INFORMATION SUPPLIED:
>> Start

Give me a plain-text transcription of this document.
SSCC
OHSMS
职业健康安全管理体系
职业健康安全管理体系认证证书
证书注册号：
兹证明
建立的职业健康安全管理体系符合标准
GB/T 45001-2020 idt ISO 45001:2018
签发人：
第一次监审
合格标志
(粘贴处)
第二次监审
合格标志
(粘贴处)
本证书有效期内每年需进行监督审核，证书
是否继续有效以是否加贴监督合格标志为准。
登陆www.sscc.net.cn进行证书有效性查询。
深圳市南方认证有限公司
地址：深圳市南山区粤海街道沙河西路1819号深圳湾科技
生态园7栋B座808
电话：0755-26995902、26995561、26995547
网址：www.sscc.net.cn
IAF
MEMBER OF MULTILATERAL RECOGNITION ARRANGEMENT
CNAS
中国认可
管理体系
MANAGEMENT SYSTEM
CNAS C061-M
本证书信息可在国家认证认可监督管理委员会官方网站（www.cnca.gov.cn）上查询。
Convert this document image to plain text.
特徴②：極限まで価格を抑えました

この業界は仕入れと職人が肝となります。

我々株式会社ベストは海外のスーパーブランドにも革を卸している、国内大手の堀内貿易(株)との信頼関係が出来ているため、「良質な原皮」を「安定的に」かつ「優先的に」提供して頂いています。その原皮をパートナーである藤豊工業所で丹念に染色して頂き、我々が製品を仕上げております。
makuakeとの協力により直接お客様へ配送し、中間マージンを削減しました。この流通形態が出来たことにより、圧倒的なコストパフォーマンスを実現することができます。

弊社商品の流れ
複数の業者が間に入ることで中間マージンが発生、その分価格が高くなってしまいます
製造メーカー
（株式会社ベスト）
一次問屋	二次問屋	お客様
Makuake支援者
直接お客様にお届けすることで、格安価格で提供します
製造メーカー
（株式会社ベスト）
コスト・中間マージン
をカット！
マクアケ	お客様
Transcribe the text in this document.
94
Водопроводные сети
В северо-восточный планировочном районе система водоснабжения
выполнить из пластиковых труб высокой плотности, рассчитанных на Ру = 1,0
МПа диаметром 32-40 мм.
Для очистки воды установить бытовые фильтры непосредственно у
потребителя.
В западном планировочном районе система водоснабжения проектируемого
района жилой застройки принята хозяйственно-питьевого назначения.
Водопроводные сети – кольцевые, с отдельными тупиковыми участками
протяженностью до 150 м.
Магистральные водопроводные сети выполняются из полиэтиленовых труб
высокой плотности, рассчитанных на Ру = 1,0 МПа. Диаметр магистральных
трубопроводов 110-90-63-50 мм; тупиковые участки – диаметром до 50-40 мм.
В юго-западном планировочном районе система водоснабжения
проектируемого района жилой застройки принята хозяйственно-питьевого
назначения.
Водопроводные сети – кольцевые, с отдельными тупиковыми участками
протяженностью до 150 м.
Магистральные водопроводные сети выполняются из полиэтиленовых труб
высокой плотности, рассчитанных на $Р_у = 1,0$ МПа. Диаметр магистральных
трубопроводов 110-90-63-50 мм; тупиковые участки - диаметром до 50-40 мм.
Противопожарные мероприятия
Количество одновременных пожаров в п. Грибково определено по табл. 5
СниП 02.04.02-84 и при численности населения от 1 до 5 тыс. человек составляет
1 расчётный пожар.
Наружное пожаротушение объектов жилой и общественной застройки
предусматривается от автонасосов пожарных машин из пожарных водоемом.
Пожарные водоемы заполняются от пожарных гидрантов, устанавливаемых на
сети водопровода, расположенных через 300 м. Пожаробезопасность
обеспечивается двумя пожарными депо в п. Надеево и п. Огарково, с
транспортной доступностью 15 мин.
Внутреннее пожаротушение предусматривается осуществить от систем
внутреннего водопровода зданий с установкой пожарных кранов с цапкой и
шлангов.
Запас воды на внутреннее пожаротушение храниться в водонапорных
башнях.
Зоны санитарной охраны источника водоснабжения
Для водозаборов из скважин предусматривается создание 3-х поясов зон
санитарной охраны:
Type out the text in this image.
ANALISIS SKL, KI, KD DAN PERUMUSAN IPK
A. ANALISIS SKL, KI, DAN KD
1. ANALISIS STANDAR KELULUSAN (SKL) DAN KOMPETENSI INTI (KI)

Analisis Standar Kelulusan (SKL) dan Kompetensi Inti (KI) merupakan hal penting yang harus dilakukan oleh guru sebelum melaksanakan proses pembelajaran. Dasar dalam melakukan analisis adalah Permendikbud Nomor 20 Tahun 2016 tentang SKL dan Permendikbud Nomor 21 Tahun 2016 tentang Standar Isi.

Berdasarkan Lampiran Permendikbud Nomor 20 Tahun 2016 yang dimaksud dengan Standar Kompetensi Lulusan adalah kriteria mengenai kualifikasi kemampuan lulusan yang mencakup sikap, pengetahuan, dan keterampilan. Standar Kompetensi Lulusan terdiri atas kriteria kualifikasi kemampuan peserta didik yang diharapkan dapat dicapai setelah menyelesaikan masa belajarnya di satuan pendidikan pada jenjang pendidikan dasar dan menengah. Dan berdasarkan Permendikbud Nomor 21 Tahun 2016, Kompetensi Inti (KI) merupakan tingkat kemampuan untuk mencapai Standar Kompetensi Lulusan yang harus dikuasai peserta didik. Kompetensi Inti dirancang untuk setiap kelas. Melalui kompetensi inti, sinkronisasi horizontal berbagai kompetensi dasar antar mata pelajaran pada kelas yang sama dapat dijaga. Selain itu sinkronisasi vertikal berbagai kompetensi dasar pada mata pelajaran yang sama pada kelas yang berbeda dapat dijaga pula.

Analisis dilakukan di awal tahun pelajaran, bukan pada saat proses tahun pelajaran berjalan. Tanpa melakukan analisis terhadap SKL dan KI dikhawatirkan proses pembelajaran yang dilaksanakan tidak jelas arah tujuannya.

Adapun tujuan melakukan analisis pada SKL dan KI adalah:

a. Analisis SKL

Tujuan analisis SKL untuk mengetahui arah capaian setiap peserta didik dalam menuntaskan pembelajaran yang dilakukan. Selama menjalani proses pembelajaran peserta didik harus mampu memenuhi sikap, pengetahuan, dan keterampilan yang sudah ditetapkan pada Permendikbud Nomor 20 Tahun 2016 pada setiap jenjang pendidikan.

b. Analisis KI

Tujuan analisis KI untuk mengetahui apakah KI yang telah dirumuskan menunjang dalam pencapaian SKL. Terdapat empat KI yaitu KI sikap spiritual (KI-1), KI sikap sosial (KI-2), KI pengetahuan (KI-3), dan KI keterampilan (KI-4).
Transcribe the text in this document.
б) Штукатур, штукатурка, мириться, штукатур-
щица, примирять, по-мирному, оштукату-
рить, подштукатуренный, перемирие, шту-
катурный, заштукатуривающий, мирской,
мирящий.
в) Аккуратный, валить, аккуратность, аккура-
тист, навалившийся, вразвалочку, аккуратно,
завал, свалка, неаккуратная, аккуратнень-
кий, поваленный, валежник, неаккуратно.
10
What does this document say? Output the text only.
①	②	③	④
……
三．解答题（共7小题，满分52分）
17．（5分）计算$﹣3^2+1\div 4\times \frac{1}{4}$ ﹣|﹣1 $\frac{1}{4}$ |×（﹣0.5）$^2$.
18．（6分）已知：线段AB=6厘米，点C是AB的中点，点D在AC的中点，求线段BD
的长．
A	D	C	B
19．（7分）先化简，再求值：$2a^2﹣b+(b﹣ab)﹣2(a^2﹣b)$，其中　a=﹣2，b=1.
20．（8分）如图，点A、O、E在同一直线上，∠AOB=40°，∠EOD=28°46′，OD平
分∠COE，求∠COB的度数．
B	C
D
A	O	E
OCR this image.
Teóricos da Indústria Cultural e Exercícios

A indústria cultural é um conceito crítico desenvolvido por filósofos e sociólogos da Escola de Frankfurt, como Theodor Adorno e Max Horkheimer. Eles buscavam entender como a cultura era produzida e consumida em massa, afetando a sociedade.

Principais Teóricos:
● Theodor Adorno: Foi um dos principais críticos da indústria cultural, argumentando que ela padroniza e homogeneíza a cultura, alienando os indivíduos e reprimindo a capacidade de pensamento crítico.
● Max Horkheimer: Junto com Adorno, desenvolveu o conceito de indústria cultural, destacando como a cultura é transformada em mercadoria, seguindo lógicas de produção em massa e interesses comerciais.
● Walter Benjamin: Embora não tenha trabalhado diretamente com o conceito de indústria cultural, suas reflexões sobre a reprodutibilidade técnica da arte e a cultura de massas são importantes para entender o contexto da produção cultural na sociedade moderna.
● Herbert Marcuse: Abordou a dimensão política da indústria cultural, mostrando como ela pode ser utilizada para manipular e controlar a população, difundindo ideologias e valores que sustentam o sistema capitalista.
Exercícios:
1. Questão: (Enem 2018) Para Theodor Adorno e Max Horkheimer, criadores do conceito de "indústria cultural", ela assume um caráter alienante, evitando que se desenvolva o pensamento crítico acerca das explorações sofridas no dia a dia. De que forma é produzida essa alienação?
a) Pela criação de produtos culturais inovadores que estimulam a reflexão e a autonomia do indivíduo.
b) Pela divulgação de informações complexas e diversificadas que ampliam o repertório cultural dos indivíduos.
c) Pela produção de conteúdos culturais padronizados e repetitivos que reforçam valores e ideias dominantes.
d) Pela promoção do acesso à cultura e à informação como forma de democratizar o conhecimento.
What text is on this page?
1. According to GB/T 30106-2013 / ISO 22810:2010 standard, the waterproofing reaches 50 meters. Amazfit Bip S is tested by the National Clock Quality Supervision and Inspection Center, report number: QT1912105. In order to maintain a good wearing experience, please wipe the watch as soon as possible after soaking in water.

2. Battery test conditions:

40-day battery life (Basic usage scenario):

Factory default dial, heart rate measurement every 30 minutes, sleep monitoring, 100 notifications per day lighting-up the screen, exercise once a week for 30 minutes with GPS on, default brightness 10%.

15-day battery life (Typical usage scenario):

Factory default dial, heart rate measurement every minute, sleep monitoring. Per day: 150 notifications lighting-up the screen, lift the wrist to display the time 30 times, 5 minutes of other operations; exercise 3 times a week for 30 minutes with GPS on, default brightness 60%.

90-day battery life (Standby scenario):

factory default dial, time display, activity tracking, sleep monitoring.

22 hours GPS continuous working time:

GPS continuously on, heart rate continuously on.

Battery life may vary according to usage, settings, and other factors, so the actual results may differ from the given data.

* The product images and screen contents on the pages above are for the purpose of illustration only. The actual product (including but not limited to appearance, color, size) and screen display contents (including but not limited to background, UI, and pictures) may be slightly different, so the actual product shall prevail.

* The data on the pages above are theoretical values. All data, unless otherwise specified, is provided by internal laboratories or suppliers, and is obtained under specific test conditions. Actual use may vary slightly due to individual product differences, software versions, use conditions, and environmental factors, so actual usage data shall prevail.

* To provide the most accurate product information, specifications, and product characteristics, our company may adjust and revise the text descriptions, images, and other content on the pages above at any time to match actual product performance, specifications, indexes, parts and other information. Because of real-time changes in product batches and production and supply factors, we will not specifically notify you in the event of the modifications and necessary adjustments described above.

>> End

REQUIRED TASK:
Set out every line from the material that contains the string "produção".

PROBLEM SOLUTION:
● Max Horkheimer: Junto com Adorno, desenvolveu o conceito de indústria cultural, destacando como a cultura é transformada em mercadoria, seguindo lógicas de produção em massa e interesses comerciais.
● Walter Benjamin: Embora não tenha trabalhado diretamente com o conceito de indústria cultural, suas reflexões sobre a reprodutibilidade técnica da arte e a cultura de massas são importantes para entender o contexto da produção cultural na sociedade moderna.
c) Pela produção de conteúdos culturais padronizados e repetitivos que reforçam valores e ideias dominantes.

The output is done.